[Task directions]:
Copy nothing but the text: reproduce each line of the listing exactly and leave the pictures out.
---------- Data for this exercise ----------
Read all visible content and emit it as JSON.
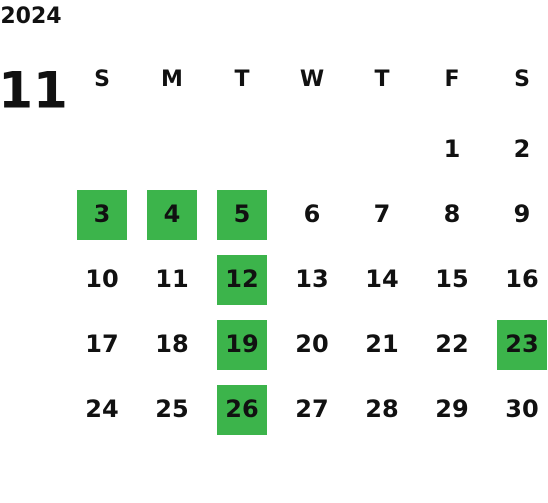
{
  "year": "2024",
  "month": "11",
  "weekdays": [
    "S",
    "M",
    "T",
    "W",
    "T",
    "F",
    "S"
  ],
  "colors": {
    "sunday_header": "#ff0000",
    "saturday_header": "#0000ff",
    "sunday": "#e5231b",
    "saturday": "#1d3f8f",
    "weekday": "#111111",
    "highlight": "#3cb44b",
    "highlight_text": "#ffffff"
  },
  "weeks": [
    [
      null,
      null,
      null,
      null,
      null,
      {
        "day": 1
      },
      {
        "day": 2
      }
    ],
    [
      {
        "day": 3,
        "highlighted": true
      },
      {
        "day": 4,
        "highlighted": true
      },
      {
        "day": 5,
        "highlighted": true
      },
      {
        "day": 6
      },
      {
        "day": 7
      },
      {
        "day": 8
      },
      {
        "day": 9
      }
    ],
    [
      {
        "day": 10
      },
      {
        "day": 11
      },
      {
        "day": 12,
        "highlighted": true
      },
      {
        "day": 13
      },
      {
        "day": 14
      },
      {
        "day": 15
      },
      {
        "day": 16
      }
    ],
    [
      {
        "day": 17
      },
      {
        "day": 18
      },
      {
        "day": 19,
        "highlighted": true
      },
      {
        "day": 20
      },
      {
        "day": 21
      },
      {
        "day": 22
      },
      {
        "day": 23,
        "highlighted": true
      }
    ],
    [
      {
        "day": 24
      },
      {
        "day": 25
      },
      {
        "day": 26,
        "highlighted": true
      },
      {
        "day": 27
      },
      {
        "day": 28
      },
      {
        "day": 29
      },
      {
        "day": 30
      }
    ]
  ]
}
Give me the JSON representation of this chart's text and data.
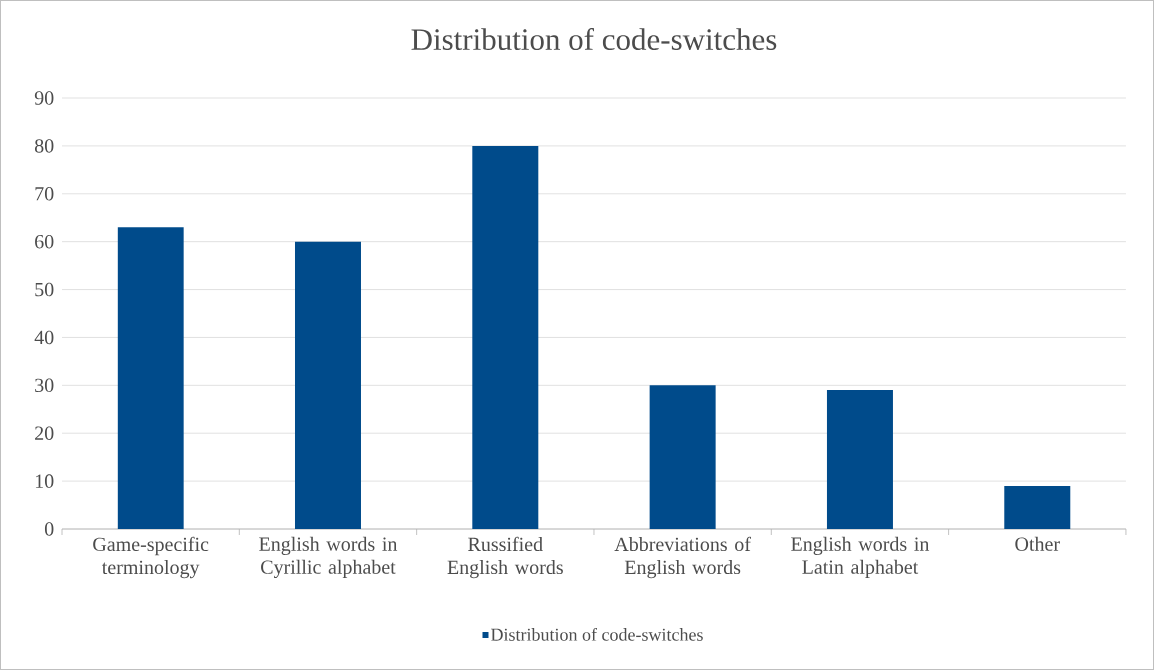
{
  "chart_data": {
    "type": "bar",
    "title": "Distribution of code-switches",
    "categories": [
      "Game-specific terminology",
      "English words in Cyrillic alphabet",
      "Russified English words",
      "Abbreviations of English words",
      "English words in Latin alphabet",
      "Other"
    ],
    "series": [
      {
        "name": "Distribution of code-switches",
        "color": "#004b8b",
        "values": [
          63,
          60,
          80,
          30,
          29,
          9
        ]
      }
    ],
    "ylim": [
      0,
      90
    ],
    "yticks": [
      0,
      10,
      20,
      30,
      40,
      50,
      60,
      70,
      80,
      90
    ],
    "grid": "y",
    "legend": "bottom"
  }
}
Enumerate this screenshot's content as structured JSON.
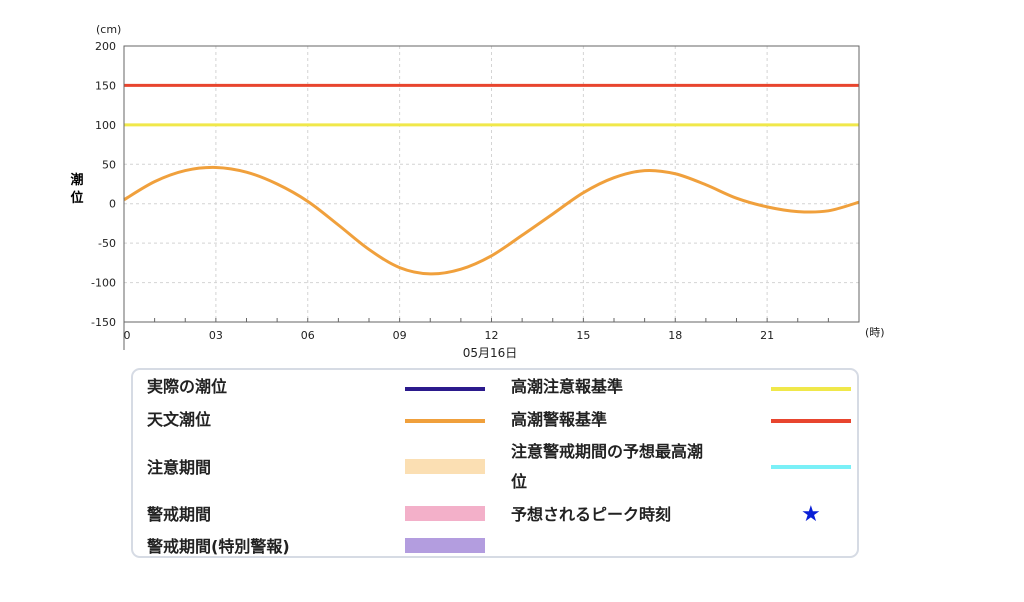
{
  "chart_data": {
    "type": "line",
    "y_unit": "(cm)",
    "x_unit": "(時)",
    "ylabel": "潮位",
    "date_label": "05月16日",
    "ylim": [
      -150,
      200
    ],
    "xlim": [
      0,
      24
    ],
    "y_ticks": [
      200,
      150,
      100,
      50,
      0,
      -50,
      -100,
      -150
    ],
    "x_ticks": [
      {
        "v": 0,
        "label": "0"
      },
      {
        "v": 3,
        "label": "03"
      },
      {
        "v": 6,
        "label": "06"
      },
      {
        "v": 9,
        "label": "09"
      },
      {
        "v": 12,
        "label": "12"
      },
      {
        "v": 15,
        "label": "15"
      },
      {
        "v": 18,
        "label": "18"
      },
      {
        "v": 21,
        "label": "21"
      }
    ],
    "grid": true,
    "reference_lines": [
      {
        "name": "高潮警報基準",
        "y": 150,
        "color": "#e8452e"
      },
      {
        "name": "高潮注意報基準",
        "y": 100,
        "color": "#f0e84a"
      }
    ],
    "series": [
      {
        "name": "天文潮位",
        "color": "#f0a03c",
        "x": [
          0,
          1,
          2,
          3,
          4,
          5,
          6,
          7,
          8,
          9,
          10,
          11,
          12,
          13,
          14,
          15,
          16,
          17,
          18,
          19,
          20,
          21,
          22,
          23,
          24
        ],
        "y": [
          5,
          28,
          42,
          46,
          40,
          25,
          3,
          -27,
          -58,
          -81,
          -89,
          -83,
          -66,
          -40,
          -13,
          14,
          33,
          42,
          38,
          24,
          7,
          -4,
          -10,
          -9,
          2
        ]
      }
    ]
  },
  "legend": {
    "items": [
      {
        "label": "実際の潮位",
        "kind": "line",
        "color": "#2b1a8c"
      },
      {
        "label": "天文潮位",
        "kind": "line",
        "color": "#f0a03c"
      },
      {
        "label": "注意期間",
        "kind": "band",
        "color": "#fbdfb3"
      },
      {
        "label": "警戒期間",
        "kind": "band",
        "color": "#f3b0c9"
      },
      {
        "label": "警戒期間(特別警報)",
        "kind": "band",
        "color": "#b39ddf"
      },
      {
        "label": "高潮注意報基準",
        "kind": "line",
        "color": "#f0e84a"
      },
      {
        "label": "高潮警報基準",
        "kind": "line",
        "color": "#e8452e"
      },
      {
        "label": "注意警戒期間の予想最高潮",
        "label2": "位",
        "kind": "line",
        "color": "#7af0f7"
      },
      {
        "label": "予想されるピーク時刻",
        "kind": "star",
        "color": "#0a1fd6",
        "symbol": "★"
      }
    ]
  }
}
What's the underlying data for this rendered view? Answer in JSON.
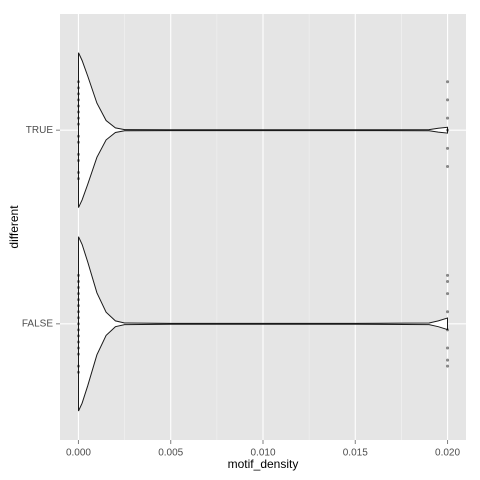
----------
[Result of the exercise]:
Read all visible content and emit it as JSON.
{
  "year": "2024",
  "month": "11",
  "weekdays": [
    "S",
    "M",
    "T",
    "W",
    "T",
    "F",
    "S"
  ],
  "colors": {
    "sunday_header": "#ff0000",
    "saturday_header": "#0000ff",
    "sunday": "#e5231b",
    "saturday": "#1d3f8f",
    "weekday": "#111111",
    "highlight": "#3cb44b",
    "highlight_text": "#ffffff"
  },
  "weeks": [
    [
      null,
      null,
      null,
      null,
      null,
      {
        "day": 1
      },
      {
        "day": 2
      }
    ],
    [
      {
        "day": 3,
        "highlighted": true
      },
      {
        "day": 4,
        "highlighted": true
      },
      {
        "day": 5,
        "highlighted": true
      },
      {
        "day": 6
      },
      {
        "day": 7
      },
      {
        "day": 8
      },
      {
        "day": 9
      }
    ],
    [
      {
        "day": 10
      },
      {
        "day": 11
      },
      {
        "day": 12,
        "highlighted": true
      },
      {
        "day": 13
      },
      {
        "day": 14
      },
      {
        "day": 15
      },
      {
        "day": 16
      }
    ],
    [
      {
        "day": 17
      },
      {
        "day": 18
      },
      {
        "day": 19,
        "highlighted": true
      },
      {
        "day": 20
      },
      {
        "day": 21
      },
      {
        "day": 22
      },
      {
        "day": 23,
        "highlighted": true
      }
    ],
    [
      {
        "day": 24
      },
      {
        "day": 25
      },
      {
        "day": 26,
        "highlighted": true
      },
      {
        "day": 27
      },
      {
        "day": 28
      },
      {
        "day": 29
      },
      {
        "day": 30
      }
    ]
  ]
}
Give me the JSON representation of this chart's text and data.
{
  "chart_data": {
    "type": "bar",
    "title": "Distribution of code-switches",
    "categories": [
      "Game-specific terminology",
      "English words in Cyrillic alphabet",
      "Russified English words",
      "Abbreviations of English words",
      "English words in Latin alphabet",
      "Other"
    ],
    "series": [
      {
        "name": "Distribution of code-switches",
        "color": "#004b8b",
        "values": [
          63,
          60,
          80,
          30,
          29,
          9
        ]
      }
    ],
    "ylim": [
      0,
      90
    ],
    "yticks": [
      0,
      10,
      20,
      30,
      40,
      50,
      60,
      70,
      80,
      90
    ],
    "grid": "y",
    "legend": "bottom"
  }
}
Enumerate this screenshot's content as structured JSON.
{
  "chart_data": {
    "type": "line",
    "y_unit": "(cm)",
    "x_unit": "(時)",
    "ylabel": "潮位",
    "date_label": "05月16日",
    "ylim": [
      -150,
      200
    ],
    "xlim": [
      0,
      24
    ],
    "y_ticks": [
      200,
      150,
      100,
      50,
      0,
      -50,
      -100,
      -150
    ],
    "x_ticks": [
      {
        "v": 0,
        "label": "0"
      },
      {
        "v": 3,
        "label": "03"
      },
      {
        "v": 6,
        "label": "06"
      },
      {
        "v": 9,
        "label": "09"
      },
      {
        "v": 12,
        "label": "12"
      },
      {
        "v": 15,
        "label": "15"
      },
      {
        "v": 18,
        "label": "18"
      },
      {
        "v": 21,
        "label": "21"
      }
    ],
    "grid": true,
    "reference_lines": [
      {
        "name": "高潮警報基準",
        "y": 150,
        "color": "#e8452e"
      },
      {
        "name": "高潮注意報基準",
        "y": 100,
        "color": "#f0e84a"
      }
    ],
    "series": [
      {
        "name": "天文潮位",
        "color": "#f0a03c",
        "x": [
          0,
          1,
          2,
          3,
          4,
          5,
          6,
          7,
          8,
          9,
          10,
          11,
          12,
          13,
          14,
          15,
          16,
          17,
          18,
          19,
          20,
          21,
          22,
          23,
          24
        ],
        "y": [
          5,
          28,
          42,
          46,
          40,
          25,
          3,
          -27,
          -58,
          -81,
          -89,
          -83,
          -66,
          -40,
          -13,
          14,
          33,
          42,
          38,
          24,
          7,
          -4,
          -10,
          -9,
          2
        ]
      }
    ]
  },
  "legend": {
    "items": [
      {
        "label": "実際の潮位",
        "kind": "line",
        "color": "#2b1a8c"
      },
      {
        "label": "天文潮位",
        "kind": "line",
        "color": "#f0a03c"
      },
      {
        "label": "注意期間",
        "kind": "band",
        "color": "#fbdfb3"
      },
      {
        "label": "警戒期間",
        "kind": "band",
        "color": "#f3b0c9"
      },
      {
        "label": "警戒期間(特別警報)",
        "kind": "band",
        "color": "#b39ddf"
      },
      {
        "label": "高潮注意報基準",
        "kind": "line",
        "color": "#f0e84a"
      },
      {
        "label": "高潮警報基準",
        "kind": "line",
        "color": "#e8452e"
      },
      {
        "label": "注意警戒期間の予想最高潮",
        "label2": "位",
        "kind": "line",
        "color": "#7af0f7"
      },
      {
        "label": "予想されるピーク時刻",
        "kind": "star",
        "color": "#0a1fd6",
        "symbol": "★"
      }
    ]
  }
}
What's the underlying data for this rendered view? Answer in JSON.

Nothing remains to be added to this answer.